··· Listed entries

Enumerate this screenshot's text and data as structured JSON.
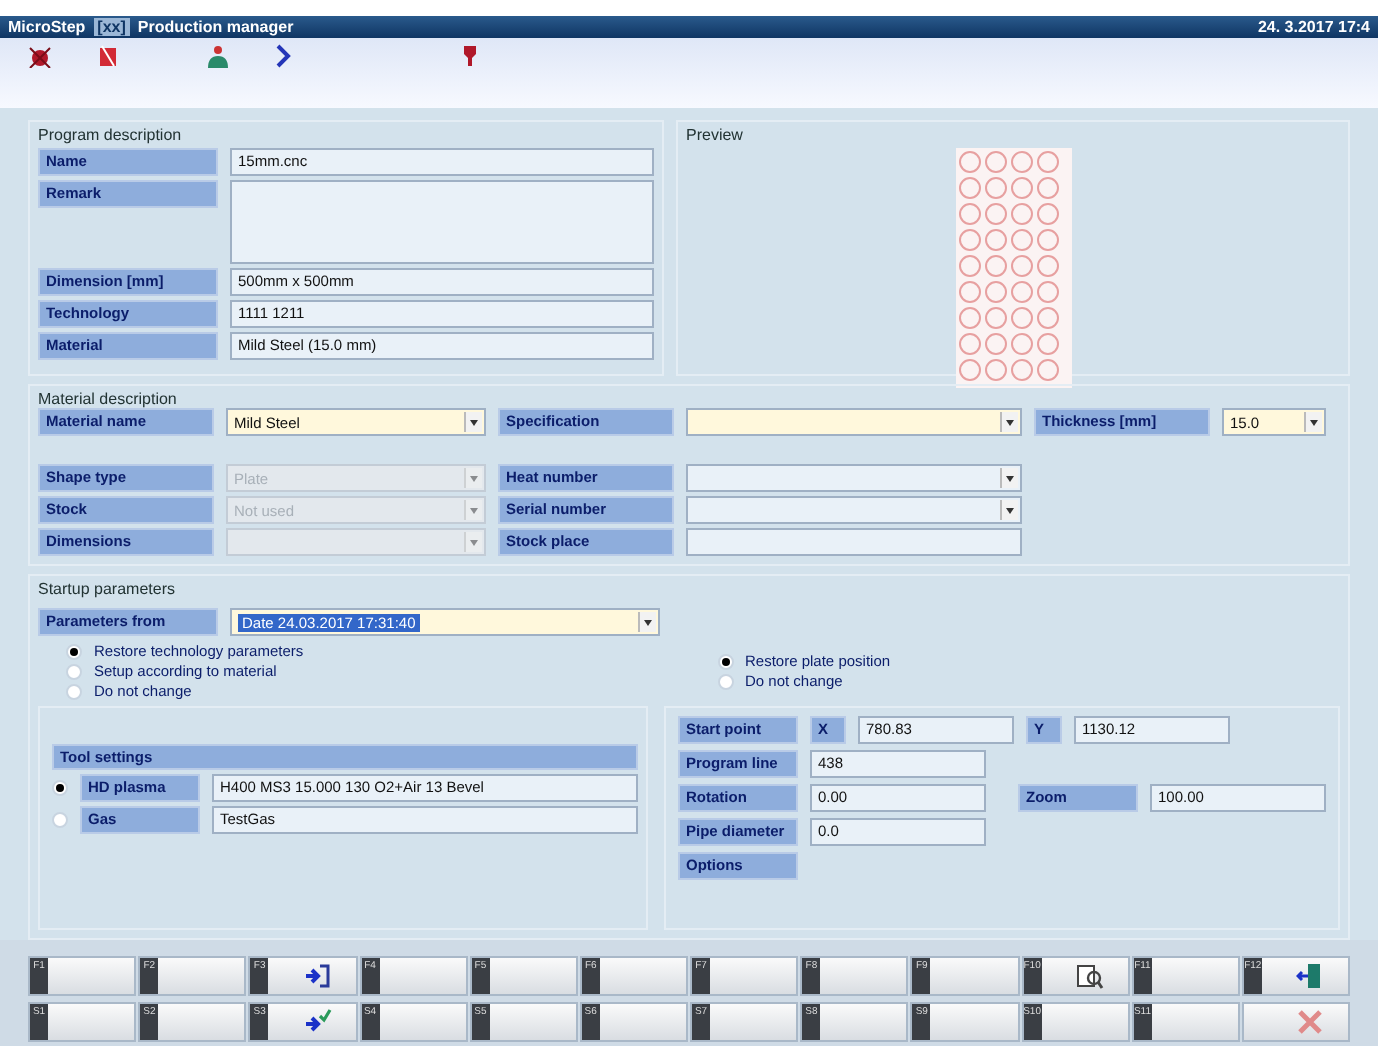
{
  "window": {
    "app": "MicroStep",
    "tag": "[xx]",
    "title": "Production manager",
    "datetime": "24. 3.2017 17:4"
  },
  "program_description": {
    "title": "Program description",
    "fields": [
      {
        "label": "Name",
        "value": "15mm.cnc",
        "kind": "text"
      },
      {
        "label": "Remark",
        "kind": "multiline"
      },
      {
        "label": "Dimension [mm]",
        "value": "500mm x 500mm",
        "kind": "text"
      },
      {
        "label": "Technology",
        "value": "1111 1211",
        "kind": "text"
      },
      {
        "label": "Material",
        "value": "Mild Steel (15.0 mm)",
        "kind": "text"
      }
    ]
  },
  "preview": {
    "title": "Preview"
  },
  "material_description": {
    "title": "Material description",
    "rows": [
      [
        {
          "label": "Material name",
          "value": "Mild Steel",
          "kind": "combo",
          "disabled": false,
          "highlight": true
        },
        {
          "label": "Specification",
          "kind": "combo",
          "disabled": false,
          "highlight": true
        },
        {
          "label": "Thickness [mm]",
          "value": "15.0",
          "kind": "combo",
          "disabled": false,
          "highlight": true
        }
      ],
      [
        {
          "label": "Shape type",
          "value": "Plate",
          "kind": "combo",
          "disabled": true,
          "highlight": false
        },
        {
          "label": "Heat number",
          "kind": "combo",
          "disabled": false,
          "highlight": false
        }
      ],
      [
        {
          "label": "Stock",
          "value": "Not used",
          "kind": "combo",
          "disabled": true,
          "highlight": false
        },
        {
          "label": "Serial number",
          "kind": "combo",
          "disabled": false,
          "highlight": false
        }
      ],
      [
        {
          "label": "Dimensions",
          "kind": "combo",
          "disabled": true,
          "highlight": false
        },
        {
          "label": "Stock place",
          "kind": "text",
          "disabled": false,
          "highlight": false
        }
      ]
    ]
  },
  "startup": {
    "title": "Startup parameters",
    "parameters_from": {
      "label": "Parameters from",
      "value": "Date 24.03.2017 17:31:40"
    },
    "technology_options": [
      {
        "label": "Restore technology parameters",
        "selected": true
      },
      {
        "label": "Setup according to material",
        "selected": false
      },
      {
        "label": "Do not change",
        "selected": false
      }
    ],
    "plate_options": [
      {
        "label": "Restore plate position",
        "selected": true
      },
      {
        "label": "Do not change",
        "selected": false
      }
    ],
    "tool_settings": {
      "title": "Tool settings",
      "tools": [
        {
          "label": "HD plasma",
          "value": "H400 MS3 15.000 130 O2+Air 13 Bevel",
          "selected": true
        },
        {
          "label": "Gas",
          "value": "TestGas",
          "selected": false
        }
      ]
    },
    "position": {
      "start_point": "Start point",
      "x_label": "X",
      "x_value": "780.83",
      "y_label": "Y",
      "y_value": "1130.12",
      "program_line_label": "Program line",
      "program_line": "438",
      "rotation_label": "Rotation",
      "rotation": "0.00",
      "zoom_label": "Zoom",
      "zoom": "100.00",
      "pipe_diameter_label": "Pipe diameter",
      "pipe_diameter": "0.0",
      "options": "Options"
    }
  },
  "function_keys": [
    [
      {
        "key": "F1"
      },
      {
        "key": "F2"
      },
      {
        "key": "F3"
      },
      {
        "key": "F4"
      },
      {
        "key": "F5"
      },
      {
        "key": "F6"
      },
      {
        "key": "F7"
      },
      {
        "key": "F8"
      },
      {
        "key": "F9"
      },
      {
        "key": "F10"
      },
      {
        "key": "F11"
      },
      {
        "key": "F12"
      }
    ],
    [
      {
        "key": "S1"
      },
      {
        "key": "S2"
      },
      {
        "key": "S3"
      },
      {
        "key": "S4"
      },
      {
        "key": "S5"
      },
      {
        "key": "S6"
      },
      {
        "key": "S7"
      },
      {
        "key": "S8"
      },
      {
        "key": "S9"
      },
      {
        "key": "S10"
      },
      {
        "key": "S11"
      }
    ]
  ]
}
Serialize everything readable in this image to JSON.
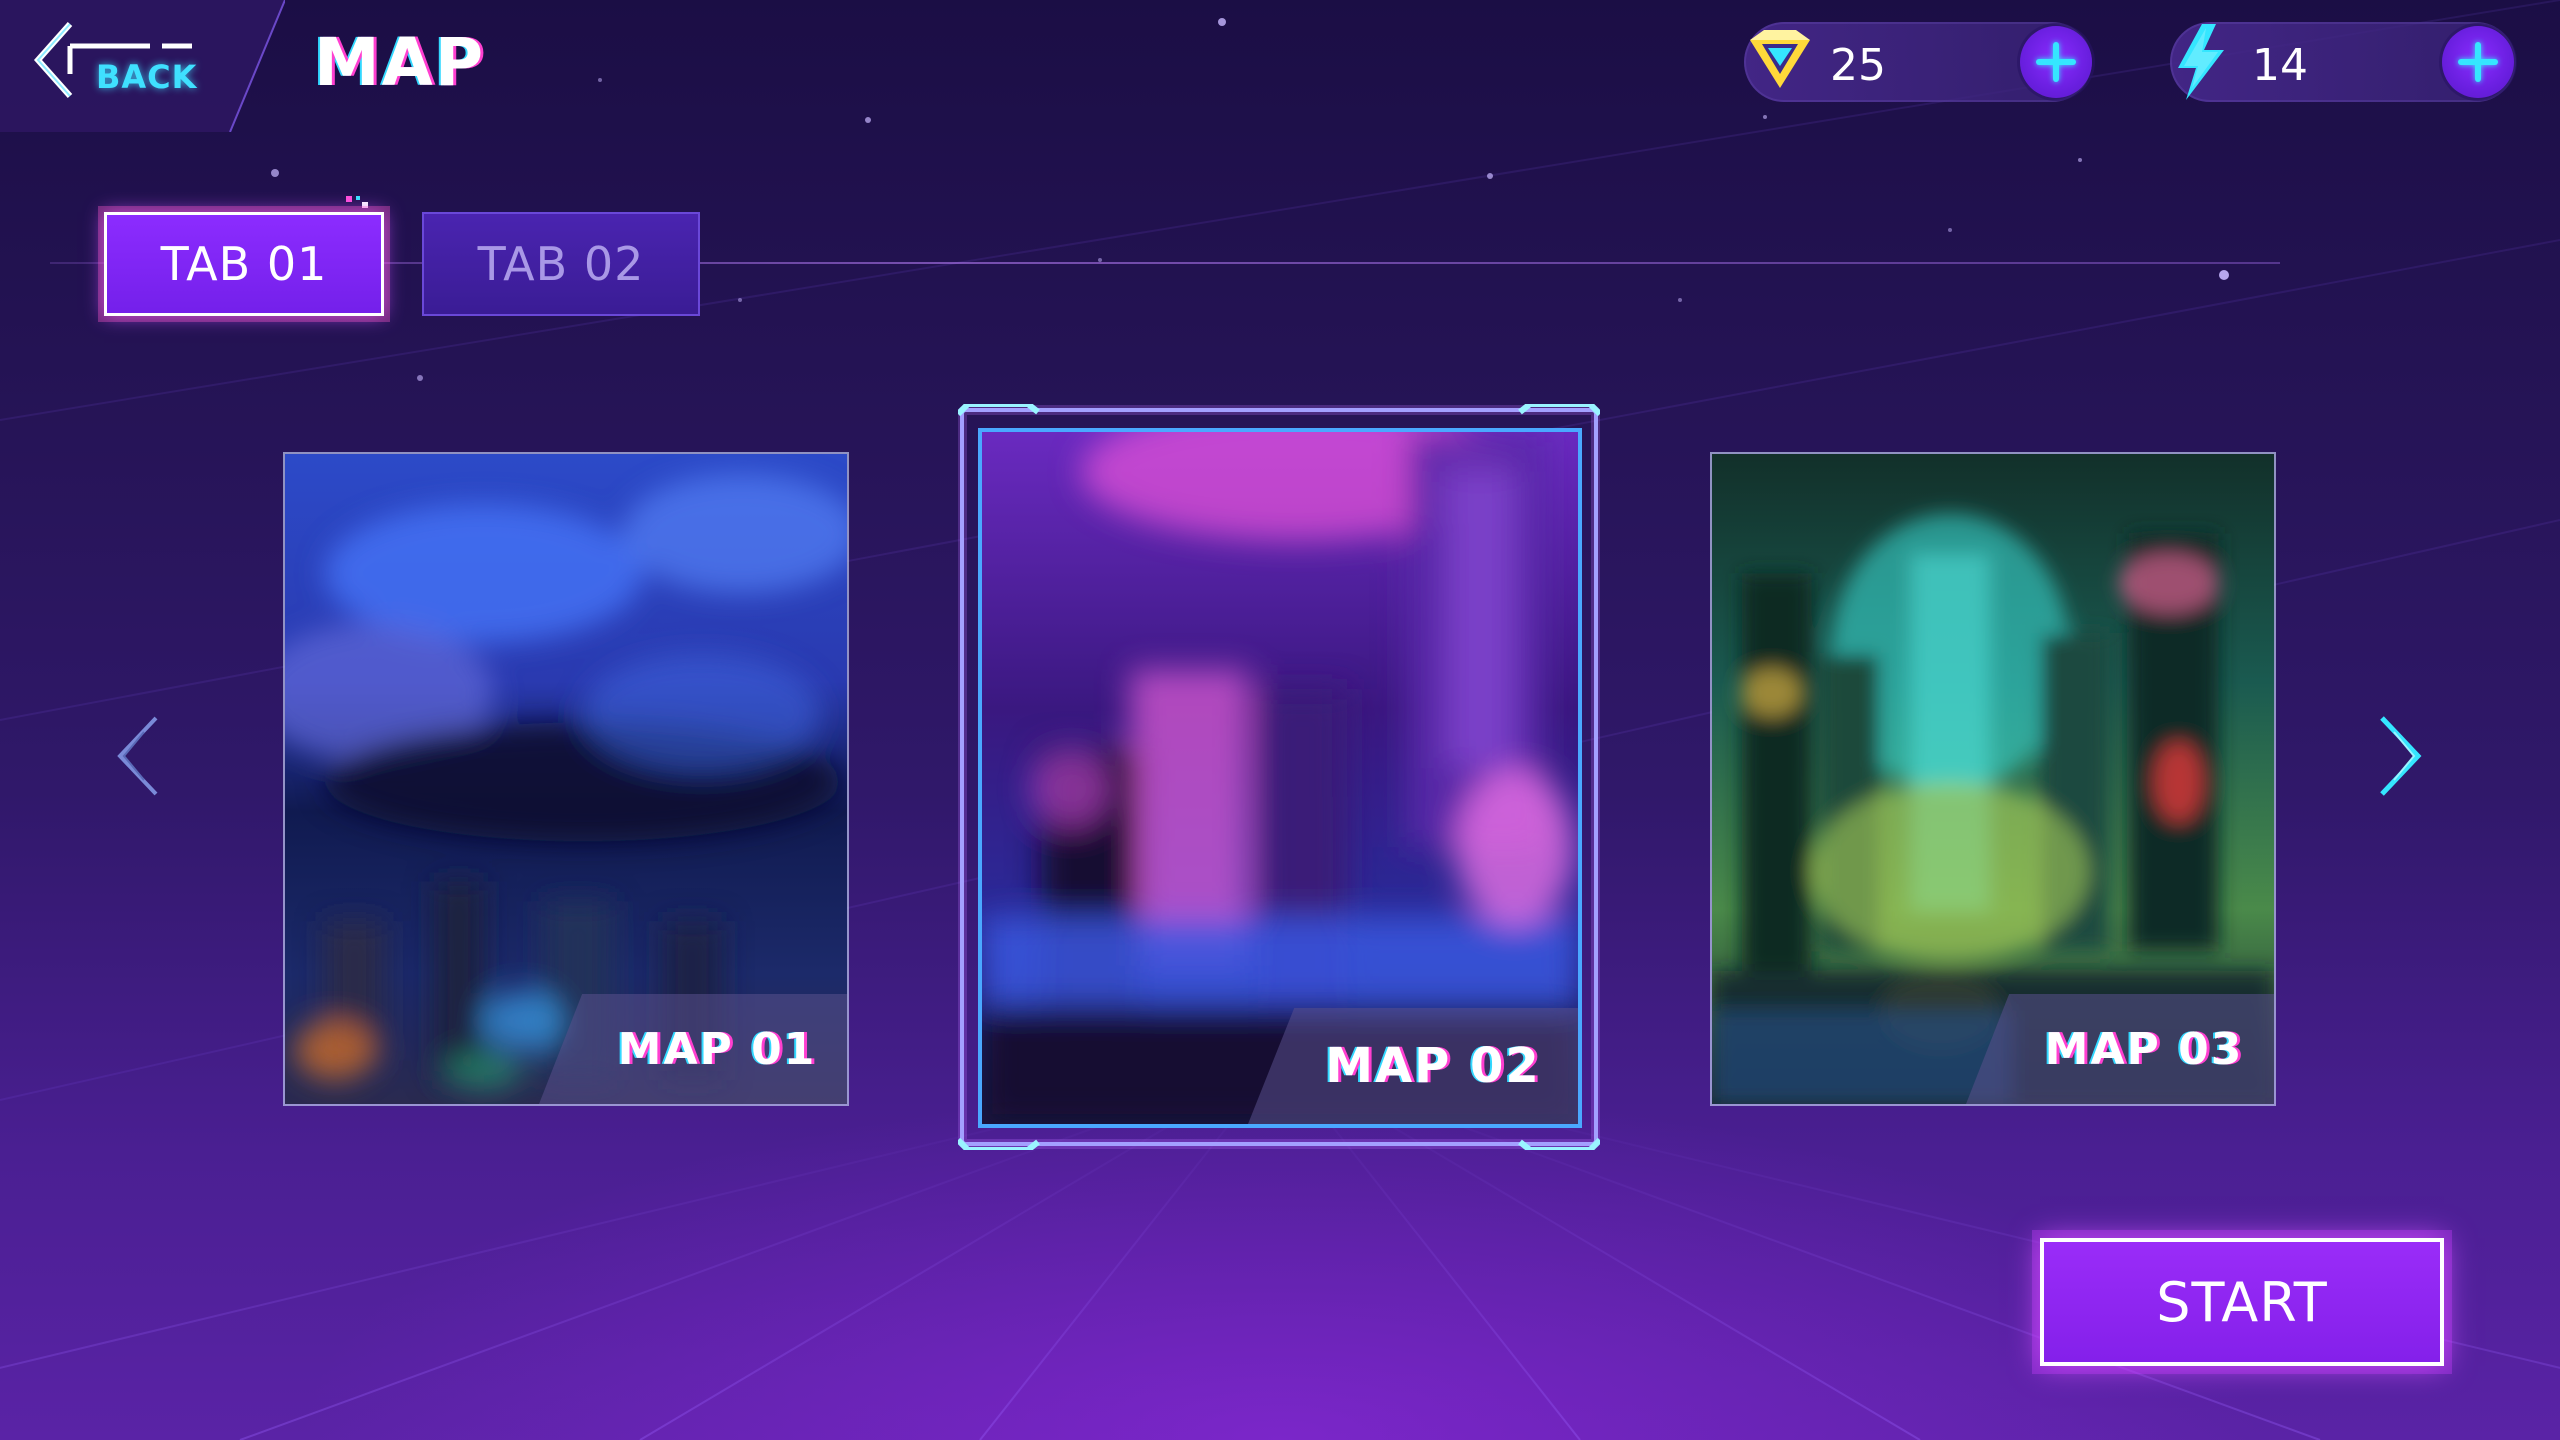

······

To be done:
Leave the pictures out, and transcribe each of the records exactly.

Problem solution:
Enumerate this screenshot's text and data as structured JSON.
{
  "window": {
    "app": "MicroStep",
    "tag": "[xx]",
    "title": "Production manager",
    "datetime": "24. 3.2017 17:4"
  },
  "program_description": {
    "title": "Program description",
    "fields": [
      {
        "label": "Name",
        "value": "15mm.cnc",
        "kind": "text"
      },
      {
        "label": "Remark",
        "kind": "multiline"
      },
      {
        "label": "Dimension [mm]",
        "value": "500mm x 500mm",
        "kind": "text"
      },
      {
        "label": "Technology",
        "value": "1111 1211",
        "kind": "text"
      },
      {
        "label": "Material",
        "value": "Mild Steel (15.0 mm)",
        "kind": "text"
      }
    ]
  },
  "preview": {
    "title": "Preview"
  },
  "material_description": {
    "title": "Material description",
    "rows": [
      [
        {
          "label": "Material name",
          "value": "Mild Steel",
          "kind": "combo",
          "disabled": false,
          "highlight": true
        },
        {
          "label": "Specification",
          "kind": "combo",
          "disabled": false,
          "highlight": true
        },
        {
          "label": "Thickness [mm]",
          "value": "15.0",
          "kind": "combo",
          "disabled": false,
          "highlight": true
        }
      ],
      [
        {
          "label": "Shape type",
          "value": "Plate",
          "kind": "combo",
          "disabled": true,
          "highlight": false
        },
        {
          "label": "Heat number",
          "kind": "combo",
          "disabled": false,
          "highlight": false
        }
      ],
      [
        {
          "label": "Stock",
          "value": "Not used",
          "kind": "combo",
          "disabled": true,
          "highlight": false
        },
        {
          "label": "Serial number",
          "kind": "combo",
          "disabled": false,
          "highlight": false
        }
      ],
      [
        {
          "label": "Dimensions",
          "kind": "combo",
          "disabled": true,
          "highlight": false
        },
        {
          "label": "Stock place",
          "kind": "text",
          "disabled": false,
          "highlight": false
        }
      ]
    ]
  },
  "startup": {
    "title": "Startup parameters",
    "parameters_from": {
      "label": "Parameters from",
      "value": "Date 24.03.2017 17:31:40"
    },
    "technology_options": [
      {
        "label": "Restore technology parameters",
        "selected": true
      },
      {
        "label": "Setup according to material",
        "selected": false
      },
      {
        "label": "Do not change",
        "selected": false
      }
    ],
    "plate_options": [
      {
        "label": "Restore plate position",
        "selected": true
      },
      {
        "label": "Do not change",
        "selected": false
      }
    ],
    "tool_settings": {
      "title": "Tool settings",
      "tools": [
        {
          "label": "HD plasma",
          "value": "H400 MS3 15.000 130 O2+Air 13 Bevel",
          "selected": true
        },
        {
          "label": "Gas",
          "value": "TestGas",
          "selected": false
        }
      ]
    },
    "position": {
      "start_point": "Start point",
      "x_label": "X",
      "x_value": "780.83",
      "y_label": "Y",
      "y_value": "1130.12",
      "program_line_label": "Program line",
      "program_line": "438",
      "rotation_label": "Rotation",
      "rotation": "0.00",
      "zoom_label": "Zoom",
      "zoom": "100.00",
      "pipe_diameter_label": "Pipe diameter",
      "pipe_diameter": "0.0",
      "options": "Options"
    }
  },
  "function_keys": [
    [
      {
        "key": "F1"
      },
      {
        "key": "F2"
      },
      {
        "key": "F3"
      },
      {
        "key": "F4"
      },
      {
        "key": "F5"
      },
      {
        "key": "F6"
      },
      {
        "key": "F7"
      },
      {
        "key": "F8"
      },
      {
        "key": "F9"
      },
      {
        "key": "F10"
      },
      {
        "key": "F11"
      },
      {
        "key": "F12"
      }
    ],
    [
      {
        "key": "S1"
      },
      {
        "key": "S2"
      },
      {
        "key": "S3"
      },
      {
        "key": "S4"
      },
      {
        "key": "S5"
      },
      {
        "key": "S6"
      },
      {
        "key": "S7"
      },
      {
        "key": "S8"
      },
      {
        "key": "S9"
      },
      {
        "key": "S10"
      },
      {
        "key": "S11"
      }
    ]
  ]
}
Serialize everything readable in this image to JSON.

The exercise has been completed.